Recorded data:
:::
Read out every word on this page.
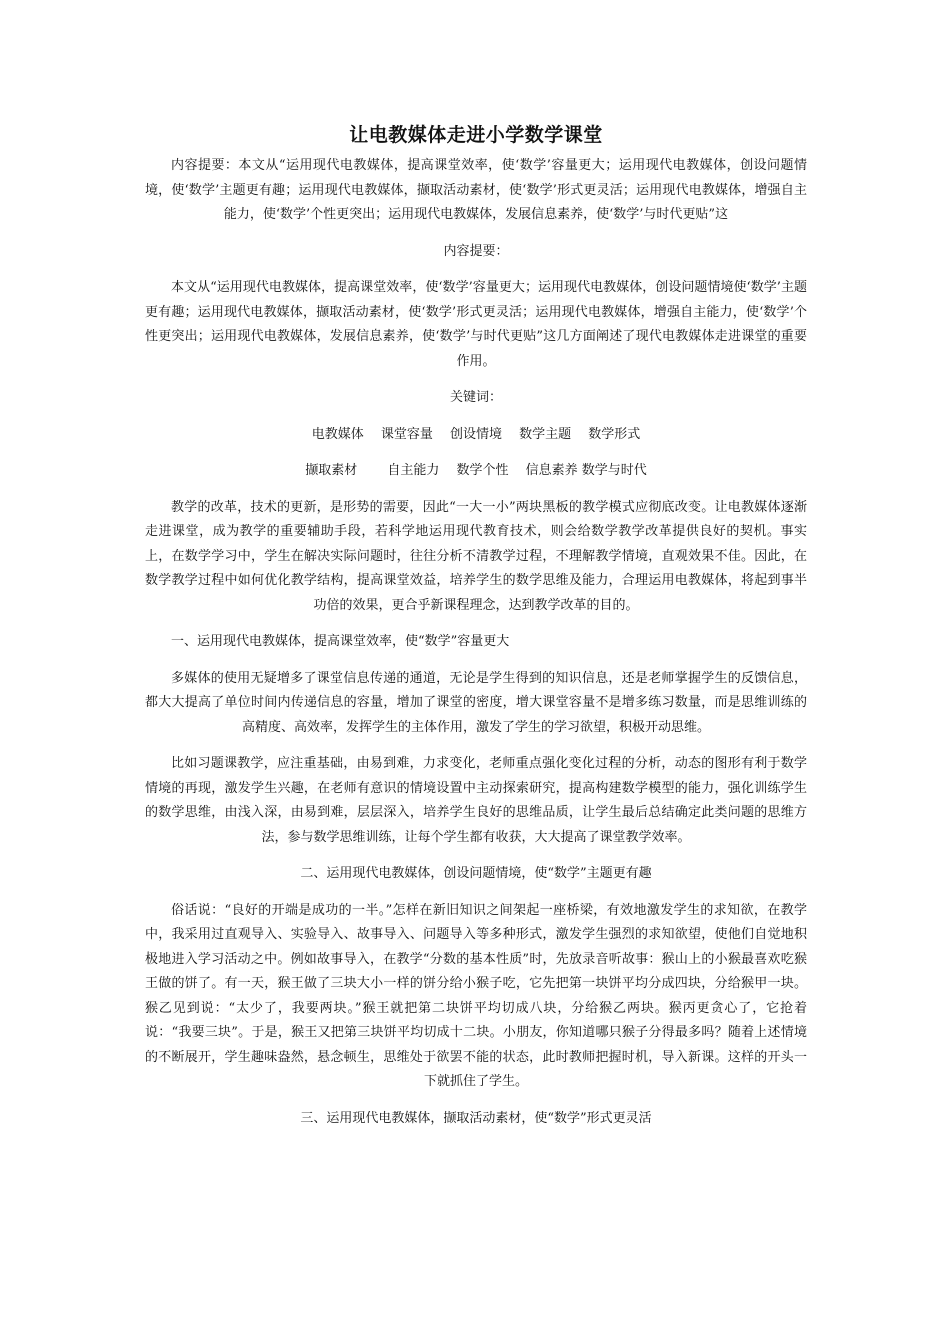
让电教媒体走进小学数学课堂

内容提要：本文从“运用现代电教媒体，提高课堂效率，使‘数学’容量更大；运用现代电教媒体，创设问题情境，使‘数学’主题更有趣；运用现代电教媒体，撷取活动素材，使‘数学’形式更灵活；运用现代电教媒体，增强自主能力，使‘数学’个性更突出；运用现代电教媒体，发展信息素养，使‘数学’与时代更贴”这

内容提要：

本文从“运用现代电教媒体，提高课堂效率，使‘数学’容量更大；运用现代电教媒体，创设问题情境使‘数学’主题更有趣；运用现代电教媒体，撷取活动素材，使‘数学’形式更灵活；运用现代电教媒体，增强自主能力，使‘数学’个性更突出；运用现代电教媒体，发展信息素养，使‘数学’与时代更贴”这几方面阐述了现代电教媒体走进课堂的重要作用。

关键词：

电教媒体　 课堂容量　 创设情境　 数学主题　 数学形式

撷取素材　　 自主能力　 数学个性　 信息素养 数学与时代

教学的改革，技术的更新，是形势的需要，因此“一大一小”两块黑板的教学模式应彻底改变。让电教媒体逐渐走进课堂，成为教学的重要辅助手段，若科学地运用现代教育技术，则会给数学教学改革提供良好的契机。事实上，在数学学习中，学生在解决实际问题时，往往分析不清教学过程，不理解教学情境，直观效果不佳。因此，在数学教学过程中如何优化教学结构，提高课堂效益，培养学生的数学思维及能力，合理运用电教媒体，将起到事半功倍的效果，更合乎新课程理念，达到教学改革的目的。

一、运用现代电教媒体，提高课堂效率，使“数学”容量更大

多媒体的使用无疑增多了课堂信息传递的通道，无论是学生得到的知识信息，还是老师掌握学生的反馈信息，都大大提高了单位时间内传递信息的容量，增加了课堂的密度，增大课堂容量不是增多练习数量，而是思维训练的高精度、高效率，发挥学生的主体作用，激发了学生的学习欲望，积极开动思维。

比如习题课教学，应注重基础，由易到难，力求变化，老师重点强化变化过程的分析，动态的图形有利于数学情境的再现，激发学生兴趣，在老师有意识的情境设置中主动探索研究，提高构建数学模型的能力，强化训练学生的数学思维，由浅入深，由易到难，层层深入，培养学生良好的思维品质，让学生最后总结确定此类问题的思维方法，参与数学思维训练，让每个学生都有收获，大大提高了课堂教学效率。

二、运用现代电教媒体，创设问题情境，使“数学”主题更有趣

俗话说：“良好的开端是成功的一半。”怎样在新旧知识之间架起一座桥梁，有效地激发学生的求知欲，在教学中，我采用过直观导入、实验导入、故事导入、问题导入等多种形式，激发学生强烈的求知欲望，使他们自觉地积极地进入学习活动之中。例如故事导入，在教学“分数的基本性质”时，先放录音听故事：猴山上的小猴最喜欢吃猴王做的饼了。有一天，猴王做了三块大小一样的饼分给小猴子吃，它先把第一块饼平均分成四块，分给猴甲一块。猴乙见到说：“太少了，我要两块。”猴王就把第二块饼平均切成八块，分给猴乙两块。猴丙更贪心了，它抢着说：“我要三块”。于是，猴王又把第三块饼平均切成十二块。小朋友，你知道哪只猴子分得最多吗？随着上述情境的不断展开，学生趣味盎然，悬念顿生，思维处于欲罢不能的状态，此时教师把握时机，导入新课。这样的开头一下就抓住了学生。

三、运用现代电教媒体，撷取活动素材，使“数学”形式更灵活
:::
STATED PROBLEM
Copy the data character for character, but drop all pictures from the copy.

ANSWER
Read out every word on this page.
让电教媒体走进小学数学课堂

内容提要：本文从“运用现代电教媒体，提高课堂效率，使‘数学’容量更大；运用现代电教媒体，创设问题情境，使‘数学’主题更有趣；运用现代电教媒体，撷取活动素材，使‘数学’形式更灵活；运用现代电教媒体，增强自主能力，使‘数学’个性更突出；运用现代电教媒体，发展信息素养，使‘数学’与时代更贴”这

内容提要：

本文从“运用现代电教媒体，提高课堂效率，使‘数学’容量更大；运用现代电教媒体，创设问题情境使‘数学’主题更有趣；运用现代电教媒体，撷取活动素材，使‘数学’形式更灵活；运用现代电教媒体，增强自主能力，使‘数学’个性更突出；运用现代电教媒体，发展信息素养，使‘数学’与时代更贴”这几方面阐述了现代电教媒体走进课堂的重要作用。

关键词：

电教媒体　 课堂容量　 创设情境　 数学主题　 数学形式

撷取素材　　 自主能力　 数学个性　 信息素养 数学与时代

教学的改革，技术的更新，是形势的需要，因此“一大一小”两块黑板的教学模式应彻底改变。让电教媒体逐渐走进课堂，成为教学的重要辅助手段，若科学地运用现代教育技术，则会给数学教学改革提供良好的契机。事实上，在数学学习中，学生在解决实际问题时，往往分析不清教学过程，不理解教学情境，直观效果不佳。因此，在数学教学过程中如何优化教学结构，提高课堂效益，培养学生的数学思维及能力，合理运用电教媒体，将起到事半功倍的效果，更合乎新课程理念，达到教学改革的目的。

一、运用现代电教媒体，提高课堂效率，使“数学”容量更大

多媒体的使用无疑增多了课堂信息传递的通道，无论是学生得到的知识信息，还是老师掌握学生的反馈信息，都大大提高了单位时间内传递信息的容量，增加了课堂的密度，增大课堂容量不是增多练习数量，而是思维训练的高精度、高效率，发挥学生的主体作用，激发了学生的学习欲望，积极开动思维。

比如习题课教学，应注重基础，由易到难，力求变化，老师重点强化变化过程的分析，动态的图形有利于数学情境的再现，激发学生兴趣，在老师有意识的情境设置中主动探索研究，提高构建数学模型的能力，强化训练学生的数学思维，由浅入深，由易到难，层层深入，培养学生良好的思维品质，让学生最后总结确定此类问题的思维方法，参与数学思维训练，让每个学生都有收获，大大提高了课堂教学效率。

二、运用现代电教媒体，创设问题情境，使“数学”主题更有趣

俗话说：“良好的开端是成功的一半。”怎样在新旧知识之间架起一座桥梁，有效地激发学生的求知欲，在教学中，我采用过直观导入、实验导入、故事导入、问题导入等多种形式，激发学生强烈的求知欲望，使他们自觉地积极地进入学习活动之中。例如故事导入，在教学“分数的基本性质”时，先放录音听故事：猴山上的小猴最喜欢吃猴王做的饼了。有一天，猴王做了三块大小一样的饼分给小猴子吃，它先把第一块饼平均分成四块，分给猴甲一块。猴乙见到说：“太少了，我要两块。”猴王就把第二块饼平均切成八块，分给猴乙两块。猴丙更贪心了，它抢着说：“我要三块”。于是，猴王又把第三块饼平均切成十二块。小朋友，你知道哪只猴子分得最多吗？随着上述情境的不断展开，学生趣味盎然，悬念顿生，思维处于欲罢不能的状态，此时教师把握时机，导入新课。这样的开头一下就抓住了学生。

三、运用现代电教媒体，撷取活动素材，使“数学”形式更灵活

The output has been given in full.